* _Aufgaben_
1. Für welches Datum wurde laut dem Auszug über die Abholung der Welpen das Treffen mit der Züchterin in Uelzen vereinbart?
2. Setzen Sie den Auszug über die Abholung der beiden Welpen im Anschluss an seinen letzten Satz fort.

* _Auszug_
▽

Meine Mutter, die nach dem Tod ihrer Hündin "Hexe" in den 50er Jahren keinen Hund mehr gehabt hatte und jetzt allein in ihrer Wohnung in Berlin-Marienfelde lebte, und die an unseren Hunde-Problemen großen Anteil nahm, entschied sich ganz spontan, den Rüden zu nehmen. Ich rief also die Züchterin an und wir verabredeten uns für den 15.9.1982 in Uelzen. Aus den Kursbüchern suchte ich eine Bahnverbindung heraus, die uns morgens von Berlin über Marienborn -Helmstedt - Braunschweig - Gifhorn nach Uelzen brachte, während die Rückfahrt am Nachmittag von Uelzen über Lüneburg - Büchen - Schwanheide nach Berlin führte.
Wir waren also mittags in Uelzen am Bahnhof. Als Erkennungszeichen sollten wir ein Exemplar der Zeitschrift "DER DACHSHUND", das mir Frau Fritze gegeben hatte, sichtbar in der Hand haben. Die Erkennung klappte, wir stiegen in das Auto der Züchterin ein und wurden in die Farinastraße gefahren. Die Züchterin verschwand kurz, machte dann die Tür auf - und zwei Welpen rasten auf uns zu. Das waren der Robby und die Ruschelmieze von der Warthebrücke. Beide Hunde sahen prächtig aus, waren gut genährt und waren sehr vital. Meine Mutter und ich zahlten den vereinbarten Kaufpreis und erhielten die Ahnentafeln und die Impfpässe.
Dann wurden uns auch die anderen Hunde gezeigt, u. a. Amsel vom Täuberhorst - die Mutter von Robby und Ruschelmieze - und Valentino de Lanzoo, der Grßvater väterlichseits der beiden Hunde. Ich machte noch ein paar Fotos, die heute eine kostbare Erinnerung darstellen, und dann ging es wieder zurück zum Bahnhof.
Während der Fahrt kümmerte sich meine Mutter um die sanftere Ruschelmieze, während sie mir das Amt des Robby-Wächters aufbürdete. Schon beim Halt auf dem nächsten Bahnhof - es war Lüneburg - gab es das erste Problem. Robby gefiel die Bahnfahrt ganz und gar nicht. Er wollte unbedingt aus seiner Tasche heraus und wollte auf den Bahnsteig springen, wohl um mit dem nächsten Zug zurück nach Uelzen zu fahren.

△

* _Bereitgestellte Angaben_
▽

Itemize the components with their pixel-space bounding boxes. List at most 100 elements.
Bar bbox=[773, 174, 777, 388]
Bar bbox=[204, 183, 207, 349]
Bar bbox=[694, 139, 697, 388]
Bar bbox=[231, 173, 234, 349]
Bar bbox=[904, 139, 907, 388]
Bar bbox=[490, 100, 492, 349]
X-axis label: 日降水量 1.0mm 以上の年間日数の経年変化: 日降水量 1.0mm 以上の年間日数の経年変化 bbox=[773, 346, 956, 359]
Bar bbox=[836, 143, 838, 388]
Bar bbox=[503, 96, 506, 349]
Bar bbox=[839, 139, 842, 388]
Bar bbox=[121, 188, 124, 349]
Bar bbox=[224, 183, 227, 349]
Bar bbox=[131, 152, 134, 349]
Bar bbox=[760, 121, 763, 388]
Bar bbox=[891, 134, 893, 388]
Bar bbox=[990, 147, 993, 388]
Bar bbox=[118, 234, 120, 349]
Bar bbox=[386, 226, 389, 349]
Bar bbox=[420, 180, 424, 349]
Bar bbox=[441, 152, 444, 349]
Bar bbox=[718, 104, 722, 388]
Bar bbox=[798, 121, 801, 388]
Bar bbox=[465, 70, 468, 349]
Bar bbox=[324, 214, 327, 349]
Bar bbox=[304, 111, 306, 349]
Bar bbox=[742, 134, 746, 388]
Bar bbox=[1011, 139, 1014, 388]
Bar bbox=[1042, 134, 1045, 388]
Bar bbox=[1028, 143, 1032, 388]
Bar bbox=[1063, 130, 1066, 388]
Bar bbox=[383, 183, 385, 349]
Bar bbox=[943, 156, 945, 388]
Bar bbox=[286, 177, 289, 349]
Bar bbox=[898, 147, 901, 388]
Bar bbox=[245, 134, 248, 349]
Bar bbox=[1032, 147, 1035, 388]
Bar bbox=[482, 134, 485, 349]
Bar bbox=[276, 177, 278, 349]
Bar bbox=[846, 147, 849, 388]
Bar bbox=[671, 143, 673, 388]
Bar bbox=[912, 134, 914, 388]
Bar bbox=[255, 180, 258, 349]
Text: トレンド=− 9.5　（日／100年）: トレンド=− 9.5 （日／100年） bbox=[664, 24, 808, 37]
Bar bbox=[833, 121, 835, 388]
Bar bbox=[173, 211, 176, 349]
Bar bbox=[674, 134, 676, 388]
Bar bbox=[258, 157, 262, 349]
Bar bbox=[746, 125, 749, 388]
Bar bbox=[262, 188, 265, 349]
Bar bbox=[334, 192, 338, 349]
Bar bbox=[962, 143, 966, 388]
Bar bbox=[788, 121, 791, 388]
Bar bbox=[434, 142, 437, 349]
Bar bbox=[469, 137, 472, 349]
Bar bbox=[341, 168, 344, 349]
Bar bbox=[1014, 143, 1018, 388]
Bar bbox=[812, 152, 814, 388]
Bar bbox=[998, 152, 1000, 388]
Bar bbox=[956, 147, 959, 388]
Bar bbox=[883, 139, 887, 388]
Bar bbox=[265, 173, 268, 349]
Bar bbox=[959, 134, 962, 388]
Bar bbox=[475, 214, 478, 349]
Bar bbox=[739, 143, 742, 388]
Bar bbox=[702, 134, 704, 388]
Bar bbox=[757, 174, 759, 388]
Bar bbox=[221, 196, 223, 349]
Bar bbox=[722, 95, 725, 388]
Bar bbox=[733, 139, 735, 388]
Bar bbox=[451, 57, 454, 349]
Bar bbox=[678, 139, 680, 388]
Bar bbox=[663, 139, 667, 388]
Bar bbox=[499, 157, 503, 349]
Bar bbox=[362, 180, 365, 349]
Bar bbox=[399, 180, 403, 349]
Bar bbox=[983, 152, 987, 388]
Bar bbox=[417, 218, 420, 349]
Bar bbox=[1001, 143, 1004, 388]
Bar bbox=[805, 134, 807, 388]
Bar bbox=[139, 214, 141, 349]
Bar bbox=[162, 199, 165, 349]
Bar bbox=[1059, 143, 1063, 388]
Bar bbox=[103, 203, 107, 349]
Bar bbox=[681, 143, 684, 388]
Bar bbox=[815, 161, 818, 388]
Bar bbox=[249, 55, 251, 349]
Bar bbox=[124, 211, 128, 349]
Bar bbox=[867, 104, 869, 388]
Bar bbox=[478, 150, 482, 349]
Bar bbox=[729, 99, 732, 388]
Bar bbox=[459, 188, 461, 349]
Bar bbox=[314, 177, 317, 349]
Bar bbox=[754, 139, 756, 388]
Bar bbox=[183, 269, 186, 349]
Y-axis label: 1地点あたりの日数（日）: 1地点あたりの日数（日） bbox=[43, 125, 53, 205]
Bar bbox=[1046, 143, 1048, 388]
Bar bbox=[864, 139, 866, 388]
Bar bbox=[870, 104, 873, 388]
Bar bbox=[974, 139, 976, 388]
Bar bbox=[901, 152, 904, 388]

△

* _Lösungen_
1. Für den 15.9.1982.

2.
In Büchen mußten wir eine Weile auf den Zug nach Berlin warten, ehe die Reise weitergehen konnte. Während Ruschi ruhig in der Tasche lag und meist schlief, steckte Robby ständig den Kopf aus dem Korb und drehte ihn in alle Himmelsrichtungen, als wolle er genau merken, wo er gerade war, um wieder den Weg zurück zu finden. Diese Eigenheit behielt er auch später bei, so beispielsweise bei Busfahrten, wo er ständig aus dem Fenster sah und auch genau wußte, wo wir aussteigen mußten.
Damals gab es in Schwanheide bzw. während der Fahrt zwischen Schwanheide und Wittenberge zwischen noch eine Grenzkontrolle. Wir hatten zwar für beide Hunde international anerkannt Impfpässe mit, aber bei den Grenzkontrollen wußte man vorher nie, was passiert. Ruschelmieze machte keine Probleme, Robby jedoch probte in seiner Korbtasche beständig den Aufstand. Um nicht aufzufallen, setzte ich Robby auf meine Kniee und legte eine leichte Decke über ihn. Die Grenzkontrolleure kamen, warfen einen Blick in unsere Personalausweise und gingan dann weiter. Als ich die Decke wieder von Robby wegnahhm, mußte ich feststellen, daß Robby ein beachtliches Häufchen auf meine Knie gelegt hatte. Nun war ich eine Weile beschäftigt, meine Hose einigermaßen zu reinigen.
In Berlin auf dem Bahnhof Berlin Zoologischer Garten wurden wir von meiner Frau und von meiner Tante Charlotte erwartet. Beide waren von den Hunden entzückt. Wir fuhren noch ein Stück gemeinsam mit der U-Bahn, bis sich unsere Wege trennten. Während meine Mutter mit Robby nach Marienfelde fuhr, fuhren wir mit Ruschi in unsere Wohnung in der Eisenacher Straße in Schöneberg.